### Problem statement
For the data below, work out how many lines include the string "optimization" and report only the number.

- - - -

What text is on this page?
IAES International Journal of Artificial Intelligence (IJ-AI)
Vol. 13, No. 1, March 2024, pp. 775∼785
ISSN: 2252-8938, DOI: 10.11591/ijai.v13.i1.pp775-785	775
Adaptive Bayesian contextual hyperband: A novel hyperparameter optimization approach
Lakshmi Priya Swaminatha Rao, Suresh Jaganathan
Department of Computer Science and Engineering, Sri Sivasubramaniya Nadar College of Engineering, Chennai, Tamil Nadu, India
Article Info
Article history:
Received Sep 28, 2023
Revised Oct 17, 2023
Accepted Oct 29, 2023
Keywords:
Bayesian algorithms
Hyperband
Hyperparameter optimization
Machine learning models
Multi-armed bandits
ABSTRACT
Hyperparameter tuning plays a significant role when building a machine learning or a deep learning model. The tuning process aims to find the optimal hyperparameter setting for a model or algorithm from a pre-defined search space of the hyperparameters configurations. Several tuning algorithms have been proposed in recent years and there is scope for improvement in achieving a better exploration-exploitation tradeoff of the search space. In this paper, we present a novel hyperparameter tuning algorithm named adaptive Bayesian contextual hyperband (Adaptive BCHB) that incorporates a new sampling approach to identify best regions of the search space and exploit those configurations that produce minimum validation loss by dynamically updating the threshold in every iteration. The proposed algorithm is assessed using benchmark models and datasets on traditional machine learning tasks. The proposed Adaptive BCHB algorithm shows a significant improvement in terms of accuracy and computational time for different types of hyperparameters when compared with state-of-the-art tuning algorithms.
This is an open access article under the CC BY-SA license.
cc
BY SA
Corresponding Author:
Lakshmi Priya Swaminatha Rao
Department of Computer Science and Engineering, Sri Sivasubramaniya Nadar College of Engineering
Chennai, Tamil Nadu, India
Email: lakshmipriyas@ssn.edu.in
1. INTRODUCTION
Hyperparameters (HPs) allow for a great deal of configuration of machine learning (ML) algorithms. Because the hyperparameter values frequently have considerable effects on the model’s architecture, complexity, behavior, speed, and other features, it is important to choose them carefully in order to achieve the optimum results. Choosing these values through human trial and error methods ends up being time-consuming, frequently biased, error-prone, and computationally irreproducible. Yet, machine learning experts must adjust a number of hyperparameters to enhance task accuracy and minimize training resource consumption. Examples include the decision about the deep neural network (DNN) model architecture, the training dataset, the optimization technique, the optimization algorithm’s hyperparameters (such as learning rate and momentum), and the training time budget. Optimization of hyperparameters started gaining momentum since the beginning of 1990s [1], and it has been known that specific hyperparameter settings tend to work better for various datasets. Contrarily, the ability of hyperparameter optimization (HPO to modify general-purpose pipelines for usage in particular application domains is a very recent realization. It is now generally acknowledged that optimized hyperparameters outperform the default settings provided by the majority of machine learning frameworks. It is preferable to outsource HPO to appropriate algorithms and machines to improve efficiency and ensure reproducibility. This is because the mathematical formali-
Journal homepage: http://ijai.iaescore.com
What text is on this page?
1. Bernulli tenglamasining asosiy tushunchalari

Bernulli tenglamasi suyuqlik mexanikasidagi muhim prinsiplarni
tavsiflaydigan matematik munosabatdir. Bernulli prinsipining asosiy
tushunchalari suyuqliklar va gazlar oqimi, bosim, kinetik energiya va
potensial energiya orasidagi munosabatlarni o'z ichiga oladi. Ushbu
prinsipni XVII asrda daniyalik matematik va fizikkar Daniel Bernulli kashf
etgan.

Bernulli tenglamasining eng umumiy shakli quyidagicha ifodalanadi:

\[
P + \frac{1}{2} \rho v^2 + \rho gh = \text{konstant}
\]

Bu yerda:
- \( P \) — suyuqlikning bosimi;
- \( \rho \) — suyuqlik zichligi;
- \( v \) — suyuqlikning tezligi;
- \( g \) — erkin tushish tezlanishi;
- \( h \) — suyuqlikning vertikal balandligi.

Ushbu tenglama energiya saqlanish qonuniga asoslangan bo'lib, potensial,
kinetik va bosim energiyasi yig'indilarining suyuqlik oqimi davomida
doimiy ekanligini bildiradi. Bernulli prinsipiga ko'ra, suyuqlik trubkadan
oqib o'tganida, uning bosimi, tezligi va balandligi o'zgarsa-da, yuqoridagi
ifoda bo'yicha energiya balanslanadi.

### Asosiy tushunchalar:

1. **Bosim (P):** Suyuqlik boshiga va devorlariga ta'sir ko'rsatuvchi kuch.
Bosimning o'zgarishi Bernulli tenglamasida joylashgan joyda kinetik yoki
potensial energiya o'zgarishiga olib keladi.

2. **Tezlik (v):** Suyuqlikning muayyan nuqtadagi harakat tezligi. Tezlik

- - - -

### Answer to the task
3